* **Aim**: Each line that follows is to be retyped exactly.

━━━━━━━━━━━━━━━━━━━━

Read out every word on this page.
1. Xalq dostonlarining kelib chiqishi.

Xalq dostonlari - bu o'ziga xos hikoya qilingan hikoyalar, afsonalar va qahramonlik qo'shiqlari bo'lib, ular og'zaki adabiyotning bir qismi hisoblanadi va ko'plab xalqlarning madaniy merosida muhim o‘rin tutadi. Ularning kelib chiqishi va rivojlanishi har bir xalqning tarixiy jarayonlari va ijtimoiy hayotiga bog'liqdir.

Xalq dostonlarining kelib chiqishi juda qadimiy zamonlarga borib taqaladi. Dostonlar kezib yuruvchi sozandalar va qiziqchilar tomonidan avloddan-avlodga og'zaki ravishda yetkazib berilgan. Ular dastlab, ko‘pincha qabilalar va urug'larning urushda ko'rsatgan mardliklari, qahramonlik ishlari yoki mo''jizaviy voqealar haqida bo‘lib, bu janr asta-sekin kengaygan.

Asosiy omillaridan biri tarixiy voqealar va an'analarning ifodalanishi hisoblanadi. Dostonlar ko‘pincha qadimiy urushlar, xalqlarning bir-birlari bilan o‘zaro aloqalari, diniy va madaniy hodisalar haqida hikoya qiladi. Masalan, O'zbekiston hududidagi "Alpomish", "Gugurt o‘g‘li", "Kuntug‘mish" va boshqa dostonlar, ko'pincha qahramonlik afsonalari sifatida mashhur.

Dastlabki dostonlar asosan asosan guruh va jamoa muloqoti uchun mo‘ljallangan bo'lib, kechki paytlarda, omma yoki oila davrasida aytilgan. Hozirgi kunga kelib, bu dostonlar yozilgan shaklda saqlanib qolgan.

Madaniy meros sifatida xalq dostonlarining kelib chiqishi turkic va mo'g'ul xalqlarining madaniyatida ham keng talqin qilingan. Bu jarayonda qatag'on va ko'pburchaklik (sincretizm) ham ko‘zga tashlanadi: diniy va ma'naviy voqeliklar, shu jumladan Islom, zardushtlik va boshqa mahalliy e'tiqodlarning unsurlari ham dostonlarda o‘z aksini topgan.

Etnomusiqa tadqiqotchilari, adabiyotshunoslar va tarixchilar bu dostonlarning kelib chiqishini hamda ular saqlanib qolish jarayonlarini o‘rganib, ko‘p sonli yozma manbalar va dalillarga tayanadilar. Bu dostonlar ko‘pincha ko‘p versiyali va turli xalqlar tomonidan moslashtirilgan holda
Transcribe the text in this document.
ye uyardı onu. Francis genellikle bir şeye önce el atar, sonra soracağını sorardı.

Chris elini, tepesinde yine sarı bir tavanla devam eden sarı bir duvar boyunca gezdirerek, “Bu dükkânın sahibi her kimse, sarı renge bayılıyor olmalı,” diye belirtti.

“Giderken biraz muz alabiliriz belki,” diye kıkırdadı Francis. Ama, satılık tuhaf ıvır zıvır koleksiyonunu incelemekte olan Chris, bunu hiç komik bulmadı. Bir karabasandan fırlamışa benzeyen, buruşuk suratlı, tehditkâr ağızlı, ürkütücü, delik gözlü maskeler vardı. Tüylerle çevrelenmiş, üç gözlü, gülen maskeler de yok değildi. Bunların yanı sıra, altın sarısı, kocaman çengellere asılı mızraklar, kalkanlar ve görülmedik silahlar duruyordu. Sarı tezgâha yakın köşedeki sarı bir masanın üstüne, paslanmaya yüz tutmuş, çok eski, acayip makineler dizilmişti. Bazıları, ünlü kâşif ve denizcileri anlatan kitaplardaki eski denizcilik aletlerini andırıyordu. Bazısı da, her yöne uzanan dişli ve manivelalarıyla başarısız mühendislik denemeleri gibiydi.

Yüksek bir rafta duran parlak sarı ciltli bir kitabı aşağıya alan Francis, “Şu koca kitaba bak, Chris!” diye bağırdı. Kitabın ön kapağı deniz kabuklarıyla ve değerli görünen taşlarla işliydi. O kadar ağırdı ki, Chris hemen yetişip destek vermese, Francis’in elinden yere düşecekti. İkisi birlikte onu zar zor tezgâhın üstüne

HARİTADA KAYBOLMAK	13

━━━━━━━━━━━━━━━━━━━━

* **Solved exercise**:
Read out every word on this page.
1. Xalq dostonlarining kelib chiqishi.

Xalq dostonlari - bu o'ziga xos hikoya qilingan hikoyalar, afsonalar va qahramonlik qo'shiqlari bo'lib, ular og'zaki adabiyotning bir qismi hisoblanadi va ko'plab xalqlarning madaniy merosida muhim o‘rin tutadi. Ularning kelib chiqishi va rivojlanishi har bir xalqning tarixiy jarayonlari va ijtimoiy hayotiga bog'liqdir.

Xalq dostonlarining kelib chiqishi juda qadimiy zamonlarga borib taqaladi. Dostonlar kezib yuruvchi sozandalar va qiziqchilar tomonidan avloddan-avlodga og'zaki ravishda yetkazib berilgan. Ular dastlab, ko‘pincha qabilalar va urug'larning urushda ko'rsatgan mardliklari, qahramonlik ishlari yoki mo''jizaviy voqealar haqida bo‘lib, bu janr asta-sekin kengaygan.

Asosiy omillaridan biri tarixiy voqealar va an'analarning ifodalanishi hisoblanadi. Dostonlar ko‘pincha qadimiy urushlar, xalqlarning bir-birlari bilan o‘zaro aloqalari, diniy va madaniy hodisalar haqida hikoya qiladi. Masalan, O'zbekiston hududidagi "Alpomish", "Gugurt o‘g‘li", "Kuntug‘mish" va boshqa dostonlar, ko'pincha qahramonlik afsonalari sifatida mashhur.

Dastlabki dostonlar asosan asosan guruh va jamoa muloqoti uchun mo‘ljallangan bo'lib, kechki paytlarda, omma yoki oila davrasida aytilgan. Hozirgi kunga kelib, bu dostonlar yozilgan shaklda saqlanib qolgan.

Madaniy meros sifatida xalq dostonlarining kelib chiqishi turkic va mo'g'ul xalqlarining madaniyatida ham keng talqin qilingan. Bu jarayonda qatag'on va ko'pburchaklik (sincretizm) ham ko‘zga tashlanadi: diniy va ma'naviy voqeliklar, shu jumladan Islom, zardushtlik va boshqa mahalliy e'tiqodlarning unsurlari ham dostonlarda o‘z aksini topgan.

Etnomusiqa tadqiqotchilari, adabiyotshunoslar va tarixchilar bu dostonlarning kelib chiqishini hamda ular saqlanib qolish jarayonlarini o‘rganib, ko‘p sonli yozma manbalar va dalillarga tayanadilar. Bu dostonlar ko‘pincha ko‘p versiyali va turli xalqlar tomonidan moslashtirilgan holda
Transcribe the text in this document.
ye uyardı onu. Francis genellikle bir şeye önce el atar, sonra soracağını sorardı.

Chris elini, tepesinde yine sarı bir tavanla devam eden sarı bir duvar boyunca gezdirerek, “Bu dükkânın sahibi her kimse, sarı renge bayılıyor olmalı,” diye belirtti.

“Giderken biraz muz alabiliriz belki,” diye kıkırdadı Francis. Ama, satılık tuhaf ıvır zıvır koleksiyonunu incelemekte olan Chris, bunu hiç komik bulmadı. Bir karabasandan fırlamışa benzeyen, buruşuk suratlı, tehditkâr ağızlı, ürkütücü, delik gözlü maskeler vardı. Tüylerle çevrelenmiş, üç gözlü, gülen maskeler de yok değildi. Bunların yanı sıra, altın sarısı, kocaman çengellere asılı mızraklar, kalkanlar ve görülmedik silahlar duruyordu. Sarı tezgâha yakın köşedeki sarı bir masanın üstüne, paslanmaya yüz tutmuş, çok eski, acayip makineler dizilmişti. Bazıları, ünlü kâşif ve denizcileri anlatan kitaplardaki eski denizcilik aletlerini andırıyordu. Bazısı da, her yöne uzanan dişli ve manivelalarıyla başarısız mühendislik denemeleri gibiydi.

Yüksek bir rafta duran parlak sarı ciltli bir kitabı aşağıya alan Francis, “Şu koca kitaba bak, Chris!” diye bağırdı. Kitabın ön kapağı deniz kabuklarıyla ve değerli görünen taşlarla işliydi. O kadar ağırdı ki, Chris hemen yetişip destek vermese, Francis’in elinden yere düşecekti. İkisi birlikte onu zar zor tezgâhın üstüne

HARİTADA KAYBOLMAK	13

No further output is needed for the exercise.